- _STATED PROBLEM_
The listing must be reproduced in full, exactly as it stands.

- _RECORDS PROVIDED_
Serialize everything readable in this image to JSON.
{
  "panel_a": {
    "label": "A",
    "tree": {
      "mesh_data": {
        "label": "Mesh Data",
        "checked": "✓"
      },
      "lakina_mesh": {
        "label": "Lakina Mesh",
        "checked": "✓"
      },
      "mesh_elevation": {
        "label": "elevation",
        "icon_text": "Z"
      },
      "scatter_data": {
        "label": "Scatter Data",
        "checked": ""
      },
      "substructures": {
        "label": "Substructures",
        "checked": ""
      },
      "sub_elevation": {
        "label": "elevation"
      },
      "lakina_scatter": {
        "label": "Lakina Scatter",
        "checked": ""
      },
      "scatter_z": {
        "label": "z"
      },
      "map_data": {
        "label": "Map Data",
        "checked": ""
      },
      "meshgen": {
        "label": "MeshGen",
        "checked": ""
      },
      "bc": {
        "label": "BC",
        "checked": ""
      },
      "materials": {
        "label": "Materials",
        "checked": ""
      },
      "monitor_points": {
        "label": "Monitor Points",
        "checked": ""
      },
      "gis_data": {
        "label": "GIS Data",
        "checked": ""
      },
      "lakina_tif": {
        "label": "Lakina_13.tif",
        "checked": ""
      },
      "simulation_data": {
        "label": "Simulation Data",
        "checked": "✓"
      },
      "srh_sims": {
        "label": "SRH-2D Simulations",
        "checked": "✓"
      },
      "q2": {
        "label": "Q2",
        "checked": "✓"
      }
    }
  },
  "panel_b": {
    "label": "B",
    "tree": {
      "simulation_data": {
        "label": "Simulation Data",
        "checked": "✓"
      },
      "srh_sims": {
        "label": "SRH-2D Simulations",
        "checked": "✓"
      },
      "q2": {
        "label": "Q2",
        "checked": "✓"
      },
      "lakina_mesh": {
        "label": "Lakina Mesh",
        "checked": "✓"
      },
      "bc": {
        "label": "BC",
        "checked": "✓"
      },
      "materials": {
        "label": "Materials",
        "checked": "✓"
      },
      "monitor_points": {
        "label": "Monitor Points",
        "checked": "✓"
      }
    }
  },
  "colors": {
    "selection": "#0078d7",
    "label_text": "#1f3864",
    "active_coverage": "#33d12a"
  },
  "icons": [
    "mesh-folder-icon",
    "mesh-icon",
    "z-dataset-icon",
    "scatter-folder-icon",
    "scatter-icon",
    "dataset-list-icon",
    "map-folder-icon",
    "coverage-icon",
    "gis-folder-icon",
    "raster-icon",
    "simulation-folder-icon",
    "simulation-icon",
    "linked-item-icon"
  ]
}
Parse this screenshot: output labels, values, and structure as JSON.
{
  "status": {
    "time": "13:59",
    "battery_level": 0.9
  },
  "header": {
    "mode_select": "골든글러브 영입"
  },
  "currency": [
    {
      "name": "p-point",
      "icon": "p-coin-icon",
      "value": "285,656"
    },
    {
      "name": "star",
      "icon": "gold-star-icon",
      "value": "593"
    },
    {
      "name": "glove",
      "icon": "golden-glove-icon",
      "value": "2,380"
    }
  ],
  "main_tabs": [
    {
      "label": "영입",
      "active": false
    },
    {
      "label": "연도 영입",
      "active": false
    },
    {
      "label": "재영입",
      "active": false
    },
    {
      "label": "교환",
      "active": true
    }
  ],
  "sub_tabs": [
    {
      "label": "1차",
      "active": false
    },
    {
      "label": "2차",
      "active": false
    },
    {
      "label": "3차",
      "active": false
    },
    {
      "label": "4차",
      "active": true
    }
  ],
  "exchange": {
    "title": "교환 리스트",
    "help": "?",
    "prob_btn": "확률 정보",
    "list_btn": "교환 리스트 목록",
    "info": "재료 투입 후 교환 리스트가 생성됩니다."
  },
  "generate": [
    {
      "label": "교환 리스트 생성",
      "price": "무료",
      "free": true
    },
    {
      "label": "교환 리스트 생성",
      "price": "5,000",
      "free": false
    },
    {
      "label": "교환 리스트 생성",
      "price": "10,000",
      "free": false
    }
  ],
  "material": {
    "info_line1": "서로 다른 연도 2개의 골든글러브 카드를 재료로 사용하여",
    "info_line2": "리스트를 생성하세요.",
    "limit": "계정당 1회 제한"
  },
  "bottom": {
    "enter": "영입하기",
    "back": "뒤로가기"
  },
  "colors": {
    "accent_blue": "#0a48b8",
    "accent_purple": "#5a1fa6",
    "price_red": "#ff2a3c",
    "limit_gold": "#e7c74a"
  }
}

- _RESPONSE TO THIS TASK_
Serialize everything readable in this image to JSON.
{
  "panel_a": {
    "label": "A",
    "tree": {
      "mesh_data": {
        "label": "Mesh Data",
        "checked": "✓"
      },
      "lakina_mesh": {
        "label": "Lakina Mesh",
        "checked": "✓"
      },
      "mesh_elevation": {
        "label": "elevation",
        "icon_text": "Z"
      },
      "scatter_data": {
        "label": "Scatter Data",
        "checked": ""
      },
      "substructures": {
        "label": "Substructures",
        "checked": ""
      },
      "sub_elevation": {
        "label": "elevation"
      },
      "lakina_scatter": {
        "label": "Lakina Scatter",
        "checked": ""
      },
      "scatter_z": {
        "label": "z"
      },
      "map_data": {
        "label": "Map Data",
        "checked": ""
      },
      "meshgen": {
        "label": "MeshGen",
        "checked": ""
      },
      "bc": {
        "label": "BC",
        "checked": ""
      },
      "materials": {
        "label": "Materials",
        "checked": ""
      },
      "monitor_points": {
        "label": "Monitor Points",
        "checked": ""
      },
      "gis_data": {
        "label": "GIS Data",
        "checked": ""
      },
      "lakina_tif": {
        "label": "Lakina_13.tif",
        "checked": ""
      },
      "simulation_data": {
        "label": "Simulation Data",
        "checked": "✓"
      },
      "srh_sims": {
        "label": "SRH-2D Simulations",
        "checked": "✓"
      },
      "q2": {
        "label": "Q2",
        "checked": "✓"
      }
    }
  },
  "panel_b": {
    "label": "B",
    "tree": {
      "simulation_data": {
        "label": "Simulation Data",
        "checked": "✓"
      },
      "srh_sims": {
        "label": "SRH-2D Simulations",
        "checked": "✓"
      },
      "q2": {
        "label": "Q2",
        "checked": "✓"
      },
      "lakina_mesh": {
        "label": "Lakina Mesh",
        "checked": "✓"
      },
      "bc": {
        "label": "BC",
        "checked": "✓"
      },
      "materials": {
        "label": "Materials",
        "checked": "✓"
      },
      "monitor_points": {
        "label": "Monitor Points",
        "checked": "✓"
      }
    }
  },
  "colors": {
    "selection": "#0078d7",
    "label_text": "#1f3864",
    "active_coverage": "#33d12a"
  },
  "icons": [
    "mesh-folder-icon",
    "mesh-icon",
    "z-dataset-icon",
    "scatter-folder-icon",
    "scatter-icon",
    "dataset-list-icon",
    "map-folder-icon",
    "coverage-icon",
    "gis-folder-icon",
    "raster-icon",
    "simulation-folder-icon",
    "simulation-icon",
    "linked-item-icon"
  ]
}
Parse this screenshot: output labels, values, and structure as JSON.
{
  "status": {
    "time": "13:59",
    "battery_level": 0.9
  },
  "header": {
    "mode_select": "골든글러브 영입"
  },
  "currency": [
    {
      "name": "p-point",
      "icon": "p-coin-icon",
      "value": "285,656"
    },
    {
      "name": "star",
      "icon": "gold-star-icon",
      "value": "593"
    },
    {
      "name": "glove",
      "icon": "golden-glove-icon",
      "value": "2,380"
    }
  ],
  "main_tabs": [
    {
      "label": "영입",
      "active": false
    },
    {
      "label": "연도 영입",
      "active": false
    },
    {
      "label": "재영입",
      "active": false
    },
    {
      "label": "교환",
      "active": true
    }
  ],
  "sub_tabs": [
    {
      "label": "1차",
      "active": false
    },
    {
      "label": "2차",
      "active": false
    },
    {
      "label": "3차",
      "active": false
    },
    {
      "label": "4차",
      "active": true
    }
  ],
  "exchange": {
    "title": "교환 리스트",
    "help": "?",
    "prob_btn": "확률 정보",
    "list_btn": "교환 리스트 목록",
    "info": "재료 투입 후 교환 리스트가 생성됩니다."
  },
  "generate": [
    {
      "label": "교환 리스트 생성",
      "price": "무료",
      "free": true
    },
    {
      "label": "교환 리스트 생성",
      "price": "5,000",
      "free": false
    },
    {
      "label": "교환 리스트 생성",
      "price": "10,000",
      "free": false
    }
  ],
  "material": {
    "info_line1": "서로 다른 연도 2개의 골든글러브 카드를 재료로 사용하여",
    "info_line2": "리스트를 생성하세요.",
    "limit": "계정당 1회 제한"
  },
  "bottom": {
    "enter": "영입하기",
    "back": "뒤로가기"
  },
  "colors": {
    "accent_blue": "#0a48b8",
    "accent_purple": "#5a1fa6",
    "price_red": "#ff2a3c",
    "limit_gold": "#e7c74a"
  }
}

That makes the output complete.